• **WHAT NEEDS TO BE DONE**: Locate every line below that contains the word "Opinion" and copy it.

[Opening DATA PROVIDED section]

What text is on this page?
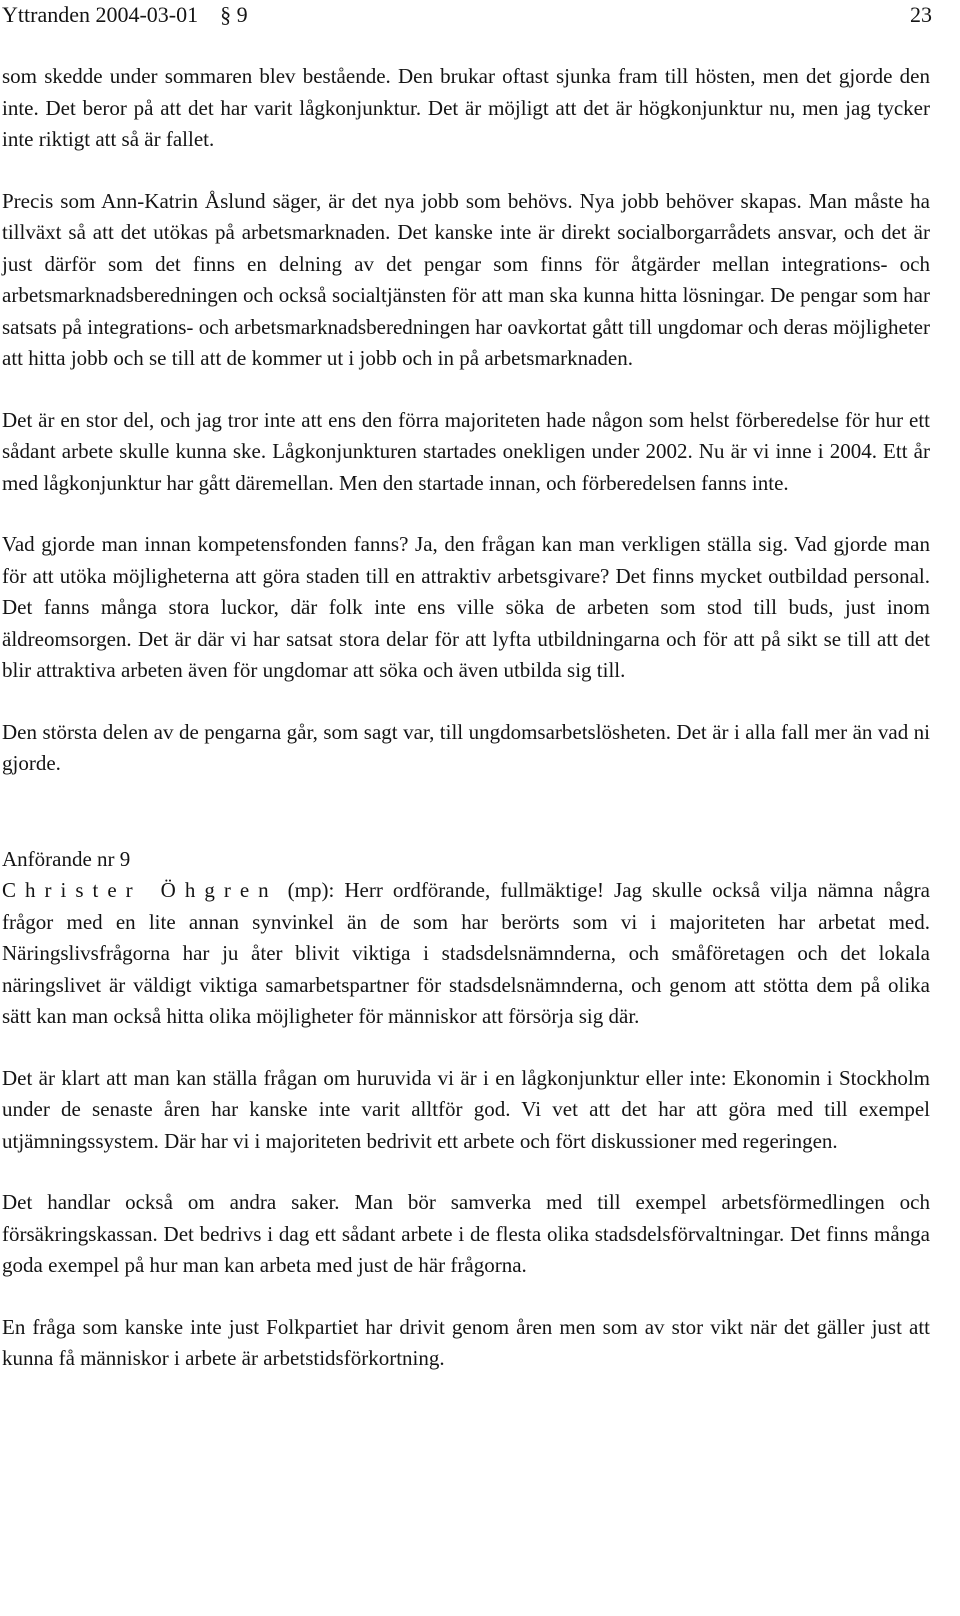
Yttranden 2004-03-01    § 9	23

som skedde under sommaren blev bestående. Den brukar oftast sjunka fram till hösten, men det gjorde den inte. Det beror på att det har varit lågkonjunktur. Det är möjligt att det är högkonjunktur nu, men jag tycker inte riktigt att så är fallet.

Precis som Ann-Katrin Åslund säger, är det nya jobb som behövs. Nya jobb behöver skapas. Man måste ha tillväxt så att det utökas på arbetsmarknaden. Det kanske inte är direkt socialborgarrådets ansvar, och det är just därför som det finns en delning av det pengar som finns för åtgärder mellan integrations- och arbetsmarknadsberedningen och också socialtjänsten för att man ska kunna hitta lösningar. De pengar som har satsats på integrations- och arbetsmarknadsberedningen har oavkortat gått till ungdomar och deras möjligheter att hitta jobb och se till att de kommer ut i jobb och in på arbetsmarknaden.

Det är en stor del, och jag tror inte att ens den förra majoriteten hade någon som helst förberedelse för hur ett sådant arbete skulle kunna ske. Lågkonjunkturen startades onekligen under 2002. Nu är vi inne i 2004. Ett år med lågkonjunktur har gått däremellan. Men den startade innan, och förberedelsen fanns inte.

Vad gjorde man innan kompetensfonden fanns? Ja, den frågan kan man verkligen ställa sig. Vad gjorde man för att utöka möjligheterna att göra staden till en attraktiv arbetsgivare? Det finns mycket outbildad personal. Det fanns många stora luckor, där folk inte ens ville söka de arbeten som stod till buds, just inom äldreomsorgen. Det är där vi har satsat stora delar för att lyfta utbildningarna och för att på sikt se till att det blir attraktiva arbeten även för ungdomar att söka och även utbilda sig till.

Den största delen av de pengarna går, som sagt var, till ungdomsarbetslösheten. Det är i alla fall mer än vad ni gjorde.

Anförande nr 9

Christer Öhgren (mp): Herr ordförande, fullmäktige! Jag skulle också vilja nämna några frågor med en lite annan synvinkel än de som har berörts som vi i majoriteten har arbetat med. Näringslivsfrågorna har ju åter blivit viktiga i stadsdelsnämnderna, och småföretagen och det lokala näringslivet är väldigt viktiga samarbetspartner för stadsdelsnämnderna, och genom att stötta dem på olika sätt kan man också hitta olika möjligheter för människor att försörja sig där.

Det är klart att man kan ställa frågan om huruvida vi är i en lågkonjunktur eller inte: Ekonomin i Stockholm under de senaste åren har kanske inte varit alltför god. Vi vet att det har att göra med till exempel utjämningssystem. Där har vi i majoriteten bedrivit ett arbete och fört diskussioner med regeringen.

Det handlar också om andra saker. Man bör samverka med till exempel arbetsförmedlingen och försäkringskassan. Det bedrivs i dag ett sådant arbete i de flesta olika stadsdelsförvaltningar. Det finns många goda exempel på hur man kan arbeta med just de här frågorna.

En fråga som kanske inte just Folkpartiet har drivit genom åren men som av stor vikt när det gäller just att kunna få människor i arbete är arbetstidsförkortning.
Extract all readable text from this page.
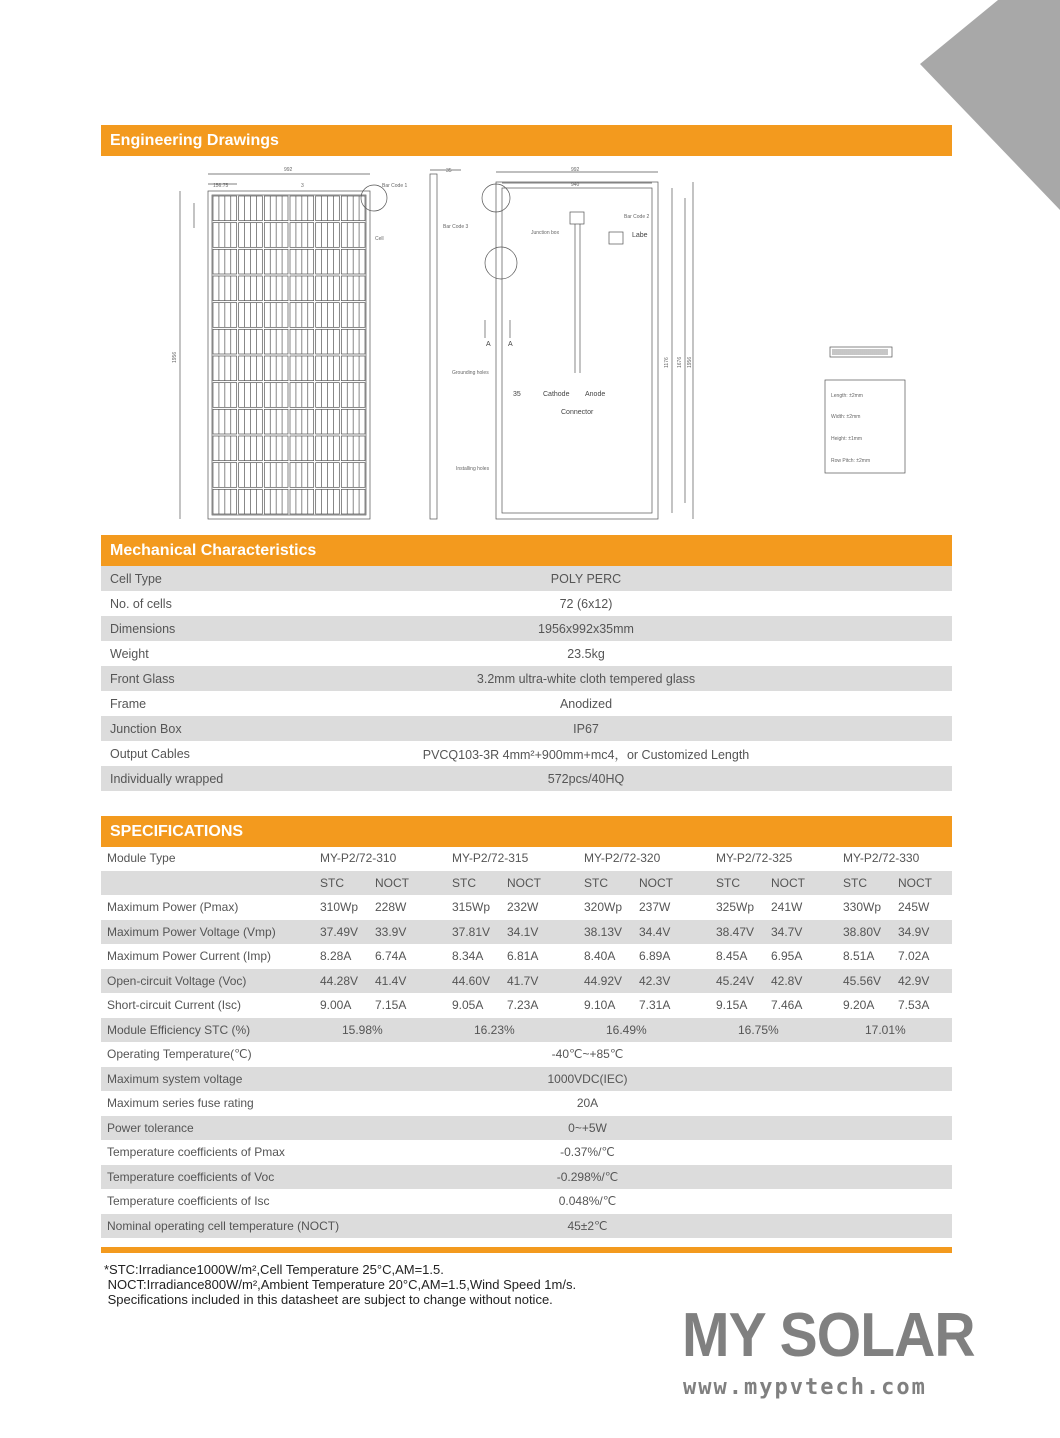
Engineering Drawings
992
156.75	3
1956
35	992
940
1176 1676 1956
Bar Code 1
Bar Code 3
Cell
Bar Code 2
Junction box	Labe
Grounding holes
Installing holes
35
A A
Cathode Anode
Connector
Length: ±2mm
Width: ±2mm
Height: ±1mm
Row Pitch: ±2mm
Mechanical Characteristics
Cell Type	POLY PERC
No. of cells	72 (6x12)
Dimensions	1956x992x35mm
Weight	23.5kg
Front Glass	3.2mm ultra-white cloth tempered glass
Frame	Anodized
Junction Box	IP67
Output Cables	PVCQ103-3R 4mm²+900mm+mc4，or Customized Length
Individually wrapped	572pcs/40HQ
SPECIFICATIONS
Module Type	MY-P2/72-310	MY-P2/72-315	MY-P2/72-320	MY-P2/72-325	MY-P2/72-330
STC	NOCT	STC	NOCT	STC	NOCT	STC	NOCT	STC	NOCT
Maximum Power (Pmax)	310Wp 228W	315Wp 232W	320Wp 237W	325Wp 241W	330Wp 245W
Maximum Power Voltage (Vmp)	37.49V 33.9V	37.81V 34.1V	38.13V 34.4V	38.47V 34.7V	38.80V 34.9V
Maximum Power Current (Imp)	8.28A 6.74A	8.34A 6.81A	8.40A 6.89A	8.45A 6.95A	8.51A 7.02A
Open-circuit Voltage (Voc)	44.28V 41.4V	44.60V 41.7V	44.92V 42.3V	45.24V 42.8V	45.56V 42.9V
Short-circuit Current (Isc)	9.00A 7.15A	9.05A 7.23A	9.10A 7.31A	9.15A 7.46A	9.20A 7.53A
Module Efficiency STC (%)	15.98%	16.23%	16.49%	16.75%	17.01%
Operating Temperature(℃)	-40℃~+85℃
Maximum system voltage	1000VDC(IEC)
Maximum series fuse rating	20A
Power tolerance	0~+5W
Temperature coefficients of Pmax	-0.37%/℃
Temperature coefficients of Voc	-0.298%/℃
Temperature coefficients of Isc	0.048%/℃
Nominal operating cell temperature (NOCT)	45±2℃
*STC:Irradiance1000W/m²,Cell Temperature 25°C,AM=1.5.
NOCT:Irradiance800W/m²,Ambient Temperature 20°C,AM=1.5,Wind Speed 1m/s.
Specifications included in this datasheet are subject to change without notice.
MY SOLAR
www.mypvtech.com
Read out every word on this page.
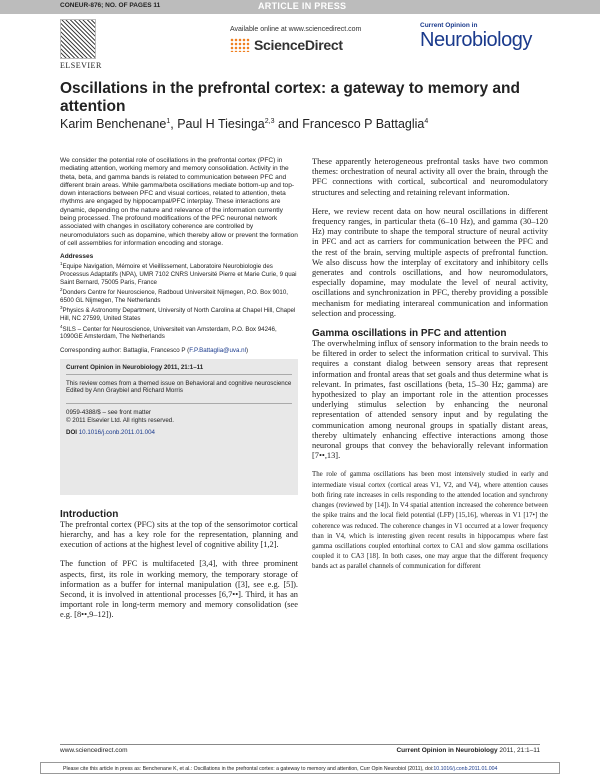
CONEUR-876; NO. OF PAGES 11	ARTICLE IN PRESS
ELSEVIER
Available online at www.sciencedirect.com
ScienceDirect
Current Opinion in
Neurobiology
Oscillations in the prefrontal cortex: a gateway to memory and attention
Karim Benchenane$^1$, Paul H Tiesinga$^{2,3}$ and Francesco P Battaglia$^4$

We consider the potential role of oscillations in the prefrontal cortex (PFC) in mediating attention, working memory and memory consolidation. Activity in the theta, beta, and gamma bands is related to communication between PFC and different brain areas. While gamma/beta oscillations mediate bottom-up and top-down interactions between PFC and visual cortices, related to attention, theta rhythms are engaged by hippocampal/PFC interplay. These interactions are dynamic, depending on the nature and relevance of the information currently being processed. The profound modifications of the PFC neuronal network associated with changes in oscillatory coherence are controlled by neuromodulators such as dopamine, which thereby allow or prevent the formation of cell assemblies for information encoding and storage.

Addresses
$^1$Equipe Navigation, Mémoire et Vieillissement, Laboratoire Neurobiologie des Processus Adaptatifs (NPA), UMR 7102 CNRS Université Pierre et Marie Curie, 9 quai Saint Bernard, 75005 Paris, France
$^2$Donders Centre for Neuroscience, Radboud Universiteit Nijmegen, P.O. Box 9010, 6500 GL Nijmegen, The Netherlands
$^3$Physics & Astronomy Department, University of North Carolina at Chapel Hill, Chapel Hill, NC 27599, United States
$^4$SILS – Center for Neuroscience, Universiteit van Amsterdam, P.O. Box 94246, 1090GE Amsterdam, The Netherlands
Corresponding author: Battaglia, Francesco P (F.P.Battaglia@uva.nl)
Current Opinion in Neurobiology 2011, 21:1–11
This review comes from a themed issue on Behavioral and cognitive neuroscience Edited by Ann Graybiel and Richard Morris
0959-4388/$ – see front matter
© 2011 Elsevier Ltd. All rights reserved.
DOI 10.1016/j.conb.2011.01.004
Introduction

The prefrontal cortex (PFC) sits at the top of the sensorimotor cortical hierarchy, and has a key role for the representation, planning and execution of actions at the highest level of cognitive ability [1,2].

The function of PFC is multifaceted [3,4], with three prominent aspects, first, its role in working memory, the temporary storage of information as a buffer for internal manipulation ([3], see e.g. [5]). Second, it is involved in attentional processes [6,7••]. Third, it has an important role in long-term memory and memory consolidation (see e.g. [8••,9–12]).

These apparently heterogeneous prefrontal tasks have two common themes: orchestration of neural activity all over the brain, through the PFC connections with cortical, subcortical and neuromodulatory structures and selecting and retaining relevant information.

Here, we review recent data on how neural oscillations in different frequency ranges, in particular theta (6–10 Hz), and gamma (30–120 Hz) may contribute to shape the temporal structure of neural activity in PFC and act as carriers for communication between the PFC and the rest of the brain, serving multiple aspects of prefrontal function. We also discuss how the interplay of excitatory and inhibitory cells generates and controls oscillations, and how neuromodulators, especially dopamine, may modulate the level of neural activity, oscillations and synchronization in PFC, thereby providing a possible mechanism for mediating interareal communication and information selection and processing.

Gamma oscillations in PFC and attention

The overwhelming influx of sensory information to the brain needs to be filtered in order to select the information critical to survival. This requires a constant dialog between sensory areas that represent information and frontal areas that set goals and thus determine what is relevant. In primates, fast oscillations (beta, 15–30 Hz; gamma) are hypothesized to play an important role in the attention processes underlying stimulus selection by enhancing the neuronal representation of attended sensory input and by regulating the communication among neuronal groups in spatially distant areas, thereby ultimately enhancing effective interactions among those neuronal groups that convey the behaviorally relevant information [7••,13].

The role of gamma oscillations has been most intensively studied in early and intermediate visual cortex (cortical areas V1, V2, and V4), where attention causes both firing rate increases in cells responding to the attended location and synchrony changes (reviewed by [14]). In V4 spatial attention increased the coherence between the spike trains and the local field potential (LFP) [15,16], whereas in V1 [17•] the coherence was reduced. The coherence changes in V1 occurred at a lower frequency than in V4, which is interesting given recent results in hippocampus where fast gamma oscillations coupled entorhinal cortex to CA1 and slow gamma oscillations coupled it to CA3 [18]. In both cases, one may argue that the different frequency bands act as parallel channels of communication for different

www.sciencedirect.com	Current Opinion in Neurobiology 2011, 21:1–11
Please cite this article in press as: Benchenane K, et al.: Oscillations in the prefrontal cortex: a gateway to memory and attention, Curr Opin Neurobiol (2011), doi:10.1016/j.conb.2011.01.004
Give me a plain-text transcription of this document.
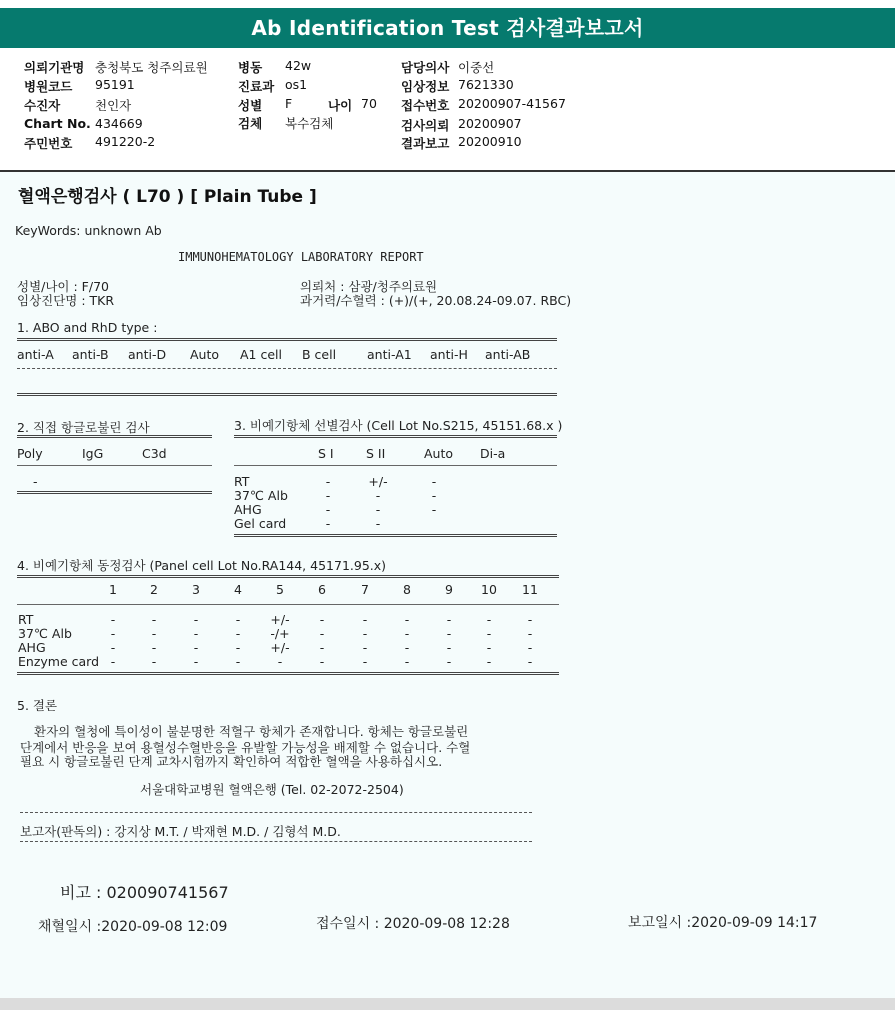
Ab Identification Test 검사결과보고서
의뢰기관명 충청북도 청주의료원
병원코드 95191
수진자	천인자
Chart No. 434669
주민번호 491220-2
병동 42w
진료과 os1
성별 F	나이 70
검체 복수검체
담당의사 이중선
임상정보 7621330
접수번호 20200907-41567
검사의뢰 20200907
결과보고 20200910
혈액은행검사 ( L70 ) [ Plain Tube ]
KeyWords: unknown Ab
IMMUNOHEMATOLOGY LABORATORY REPORT
성별/나이 : F/70
임상진단명 : TKR
의뢰처 : 삼광/청주의료원
과거력/수혈력 : (+)/(+, 20.08.24-09.07. RBC)
1. ABO and RhD type :
anti-A anti-B anti-D Auto A1 cell B cell anti-A1 anti-H anti-AB
2. 직접 항글로불린 검사
Poly	IgG	C3d
-
3. 비예기항체 선별검사 (Cell Lot No.S215, 45151.68.x )
S I	S II	Auto Di-a
RT	-	+/-	-
37℃ Alb	-	-	-
AHG	-	-	-
Gel card	-	-
4. 비예기항체 동정검사 (Panel cell Lot No.RA144, 45171.95.x)
5. 결론
환자의 혈청에 특이성이 불분명한 적혈구 항체가 존재합니다. 항체는 항글로불린
단계에서 반응을 보여 용혈성수혈반응을 유발할 가능성을 배제할 수 없습니다. 수혈
필요 시 항글로불린 단계 교차시험까지 확인하여 적합한 혈액을 사용하십시오.
서울대학교병원 혈액은행 (Tel. 02-2072-2504)
보고자(판독의) : 강지상 M.T. / 박재현 M.D. / 김형석 M.D.
비고 : 020090741567
채혈일시 :2020-09-08 12:09	접수일시 : 2020-09-08 12:28	보고일시 :2020-09-09 14:17
1	2	3	4	5	6	7	8	9	10	11
RT	-	-	-	-	+/-	-	-	-	-	-	-
37℃ Alb	-	-	-	-	-/+	-	-	-	-	-	-
AHG	-	-	-	-	+/-	-	-	-	-	-	-
Enzyme card -	-	-	-	-	-	-	-	-	-	-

[Closing DATA PROVIDED section]

• **ANSWER TO THIS EXERCISE**:
Current Opinion in
Current Opinion in Neurobiology 2011, 21:1–11
www.sciencedirect.com	Current Opinion in Neurobiology 2011, 21:1–11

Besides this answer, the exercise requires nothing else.